GOAL:
Do any lines in the data below contain "background"? If so, copy every one of them.
········
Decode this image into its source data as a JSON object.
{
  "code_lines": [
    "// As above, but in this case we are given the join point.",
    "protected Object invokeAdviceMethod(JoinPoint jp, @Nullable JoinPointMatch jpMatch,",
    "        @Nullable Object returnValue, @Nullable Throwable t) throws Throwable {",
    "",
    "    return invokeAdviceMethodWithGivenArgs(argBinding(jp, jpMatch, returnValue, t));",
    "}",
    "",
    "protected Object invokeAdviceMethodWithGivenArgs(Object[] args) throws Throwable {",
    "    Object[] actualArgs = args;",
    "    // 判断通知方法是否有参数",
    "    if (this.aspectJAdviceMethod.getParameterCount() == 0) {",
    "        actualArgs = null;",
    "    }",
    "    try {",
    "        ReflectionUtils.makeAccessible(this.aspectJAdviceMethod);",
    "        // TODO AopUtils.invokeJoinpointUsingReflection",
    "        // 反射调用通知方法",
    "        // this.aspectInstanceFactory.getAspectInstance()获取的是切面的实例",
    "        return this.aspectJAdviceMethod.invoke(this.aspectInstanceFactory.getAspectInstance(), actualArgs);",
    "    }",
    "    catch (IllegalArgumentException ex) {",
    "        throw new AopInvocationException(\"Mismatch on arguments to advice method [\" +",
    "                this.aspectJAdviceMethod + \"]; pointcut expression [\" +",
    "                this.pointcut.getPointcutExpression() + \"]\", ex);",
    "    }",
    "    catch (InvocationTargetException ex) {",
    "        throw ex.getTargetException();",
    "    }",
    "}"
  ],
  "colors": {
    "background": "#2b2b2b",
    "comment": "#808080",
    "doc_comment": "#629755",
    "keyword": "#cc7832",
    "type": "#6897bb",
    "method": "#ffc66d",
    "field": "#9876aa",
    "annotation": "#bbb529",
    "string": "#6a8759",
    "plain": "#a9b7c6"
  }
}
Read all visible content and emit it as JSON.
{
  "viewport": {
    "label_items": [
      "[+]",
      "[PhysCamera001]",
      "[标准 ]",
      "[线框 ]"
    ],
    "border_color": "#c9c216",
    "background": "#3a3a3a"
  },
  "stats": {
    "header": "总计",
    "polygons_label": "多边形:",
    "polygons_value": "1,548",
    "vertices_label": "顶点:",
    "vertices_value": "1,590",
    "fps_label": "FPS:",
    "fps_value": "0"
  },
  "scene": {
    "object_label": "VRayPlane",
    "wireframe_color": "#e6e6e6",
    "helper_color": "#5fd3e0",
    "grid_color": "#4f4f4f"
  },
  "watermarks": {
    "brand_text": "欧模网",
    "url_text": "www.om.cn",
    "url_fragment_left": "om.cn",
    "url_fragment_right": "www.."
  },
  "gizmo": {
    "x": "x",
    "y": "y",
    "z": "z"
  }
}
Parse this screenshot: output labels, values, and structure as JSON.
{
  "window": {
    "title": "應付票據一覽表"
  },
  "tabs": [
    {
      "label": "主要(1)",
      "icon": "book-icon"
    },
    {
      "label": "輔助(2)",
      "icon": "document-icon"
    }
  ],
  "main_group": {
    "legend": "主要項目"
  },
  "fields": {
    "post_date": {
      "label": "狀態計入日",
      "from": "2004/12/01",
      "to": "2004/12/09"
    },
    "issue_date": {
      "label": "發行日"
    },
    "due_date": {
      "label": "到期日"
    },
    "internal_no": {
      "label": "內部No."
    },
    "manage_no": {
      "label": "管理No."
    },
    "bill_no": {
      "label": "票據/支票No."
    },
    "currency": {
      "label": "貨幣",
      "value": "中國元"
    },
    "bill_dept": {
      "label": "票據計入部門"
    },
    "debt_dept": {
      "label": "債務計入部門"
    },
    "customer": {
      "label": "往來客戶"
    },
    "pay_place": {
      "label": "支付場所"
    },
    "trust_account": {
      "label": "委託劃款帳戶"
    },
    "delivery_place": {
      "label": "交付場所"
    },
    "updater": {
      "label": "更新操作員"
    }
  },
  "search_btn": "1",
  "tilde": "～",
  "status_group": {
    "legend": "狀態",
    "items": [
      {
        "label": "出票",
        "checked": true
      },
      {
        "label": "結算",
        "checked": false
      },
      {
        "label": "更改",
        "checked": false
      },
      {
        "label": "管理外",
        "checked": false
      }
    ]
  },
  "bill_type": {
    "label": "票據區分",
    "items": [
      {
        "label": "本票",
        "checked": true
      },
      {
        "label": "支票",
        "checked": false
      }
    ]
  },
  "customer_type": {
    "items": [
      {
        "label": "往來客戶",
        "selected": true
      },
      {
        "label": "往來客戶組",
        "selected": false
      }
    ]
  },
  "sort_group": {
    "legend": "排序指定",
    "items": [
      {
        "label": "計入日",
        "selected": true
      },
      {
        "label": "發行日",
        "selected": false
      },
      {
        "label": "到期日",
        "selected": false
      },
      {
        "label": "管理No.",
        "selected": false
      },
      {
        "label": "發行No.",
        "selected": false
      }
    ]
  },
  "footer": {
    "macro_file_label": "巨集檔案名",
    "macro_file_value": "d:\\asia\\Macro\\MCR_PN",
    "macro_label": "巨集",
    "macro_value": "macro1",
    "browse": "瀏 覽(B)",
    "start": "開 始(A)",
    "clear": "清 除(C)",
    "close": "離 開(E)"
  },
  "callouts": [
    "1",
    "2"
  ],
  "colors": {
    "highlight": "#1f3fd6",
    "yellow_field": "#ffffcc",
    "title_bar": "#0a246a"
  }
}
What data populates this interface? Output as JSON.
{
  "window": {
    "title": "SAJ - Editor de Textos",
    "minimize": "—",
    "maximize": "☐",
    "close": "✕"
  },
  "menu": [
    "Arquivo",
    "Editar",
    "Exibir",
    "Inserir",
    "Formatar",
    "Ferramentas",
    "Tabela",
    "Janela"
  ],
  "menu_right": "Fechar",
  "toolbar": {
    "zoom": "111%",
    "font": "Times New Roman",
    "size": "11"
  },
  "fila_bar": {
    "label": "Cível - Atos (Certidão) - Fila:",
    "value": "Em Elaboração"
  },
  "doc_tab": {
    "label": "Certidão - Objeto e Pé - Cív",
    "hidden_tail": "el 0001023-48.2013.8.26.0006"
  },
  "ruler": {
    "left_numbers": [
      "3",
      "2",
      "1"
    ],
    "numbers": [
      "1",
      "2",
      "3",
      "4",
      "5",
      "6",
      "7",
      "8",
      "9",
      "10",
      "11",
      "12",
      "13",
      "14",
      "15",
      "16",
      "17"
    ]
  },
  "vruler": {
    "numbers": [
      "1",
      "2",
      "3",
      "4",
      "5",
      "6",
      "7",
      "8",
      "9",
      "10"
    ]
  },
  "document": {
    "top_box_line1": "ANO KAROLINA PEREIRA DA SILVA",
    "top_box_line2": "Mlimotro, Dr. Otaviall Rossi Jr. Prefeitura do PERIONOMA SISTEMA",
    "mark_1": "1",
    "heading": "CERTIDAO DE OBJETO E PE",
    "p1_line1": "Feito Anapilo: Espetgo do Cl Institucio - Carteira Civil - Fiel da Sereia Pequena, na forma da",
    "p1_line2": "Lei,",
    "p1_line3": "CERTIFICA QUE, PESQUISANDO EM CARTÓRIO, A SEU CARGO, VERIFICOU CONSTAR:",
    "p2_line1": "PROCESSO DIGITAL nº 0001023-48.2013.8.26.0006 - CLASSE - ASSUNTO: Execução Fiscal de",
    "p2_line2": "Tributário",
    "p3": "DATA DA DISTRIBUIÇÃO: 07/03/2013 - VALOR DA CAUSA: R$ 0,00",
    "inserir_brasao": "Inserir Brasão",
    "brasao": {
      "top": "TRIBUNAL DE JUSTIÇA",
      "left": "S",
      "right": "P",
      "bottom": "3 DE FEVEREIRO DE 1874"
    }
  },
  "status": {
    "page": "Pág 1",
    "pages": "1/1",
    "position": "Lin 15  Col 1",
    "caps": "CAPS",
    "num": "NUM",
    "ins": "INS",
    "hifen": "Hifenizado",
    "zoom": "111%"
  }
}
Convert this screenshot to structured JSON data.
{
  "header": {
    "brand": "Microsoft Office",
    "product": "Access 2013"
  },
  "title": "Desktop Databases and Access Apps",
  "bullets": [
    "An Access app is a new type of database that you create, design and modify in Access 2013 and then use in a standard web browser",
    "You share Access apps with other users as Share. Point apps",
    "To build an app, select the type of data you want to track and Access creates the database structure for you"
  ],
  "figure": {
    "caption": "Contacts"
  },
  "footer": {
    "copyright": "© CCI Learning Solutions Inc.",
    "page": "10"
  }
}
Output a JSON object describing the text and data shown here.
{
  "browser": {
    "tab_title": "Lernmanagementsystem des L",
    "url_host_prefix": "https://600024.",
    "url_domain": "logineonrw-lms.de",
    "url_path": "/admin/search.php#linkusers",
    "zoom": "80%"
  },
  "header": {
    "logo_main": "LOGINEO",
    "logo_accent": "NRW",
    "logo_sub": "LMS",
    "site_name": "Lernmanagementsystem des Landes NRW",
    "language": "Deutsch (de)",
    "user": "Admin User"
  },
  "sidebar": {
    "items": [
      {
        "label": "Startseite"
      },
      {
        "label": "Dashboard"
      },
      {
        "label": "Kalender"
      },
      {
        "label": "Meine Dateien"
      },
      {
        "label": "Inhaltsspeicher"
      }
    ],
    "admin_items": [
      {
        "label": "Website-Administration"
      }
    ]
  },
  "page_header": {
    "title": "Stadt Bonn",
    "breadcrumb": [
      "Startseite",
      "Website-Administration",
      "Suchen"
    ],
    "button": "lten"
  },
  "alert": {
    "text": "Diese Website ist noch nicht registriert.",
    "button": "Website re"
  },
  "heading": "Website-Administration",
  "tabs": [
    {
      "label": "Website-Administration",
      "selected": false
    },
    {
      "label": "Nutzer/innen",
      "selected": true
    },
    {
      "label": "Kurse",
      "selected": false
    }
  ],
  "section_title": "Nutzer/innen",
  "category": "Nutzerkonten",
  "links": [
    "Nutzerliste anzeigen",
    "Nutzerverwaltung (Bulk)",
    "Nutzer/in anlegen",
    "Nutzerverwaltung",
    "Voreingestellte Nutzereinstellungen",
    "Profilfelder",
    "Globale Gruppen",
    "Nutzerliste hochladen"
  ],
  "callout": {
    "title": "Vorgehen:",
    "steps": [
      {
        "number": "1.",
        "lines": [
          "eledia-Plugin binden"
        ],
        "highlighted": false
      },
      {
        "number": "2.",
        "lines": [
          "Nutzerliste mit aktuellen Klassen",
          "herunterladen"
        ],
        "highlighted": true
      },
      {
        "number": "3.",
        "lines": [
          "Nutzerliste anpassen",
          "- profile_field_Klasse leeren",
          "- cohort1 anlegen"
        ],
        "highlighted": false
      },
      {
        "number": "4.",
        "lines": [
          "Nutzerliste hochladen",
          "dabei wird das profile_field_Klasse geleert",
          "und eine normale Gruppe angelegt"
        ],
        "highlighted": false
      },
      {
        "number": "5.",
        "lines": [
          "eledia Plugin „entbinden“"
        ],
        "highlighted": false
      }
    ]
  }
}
········
SOLUTION:
    "background": "#2b2b2b",
    "background": "#3a3a3a"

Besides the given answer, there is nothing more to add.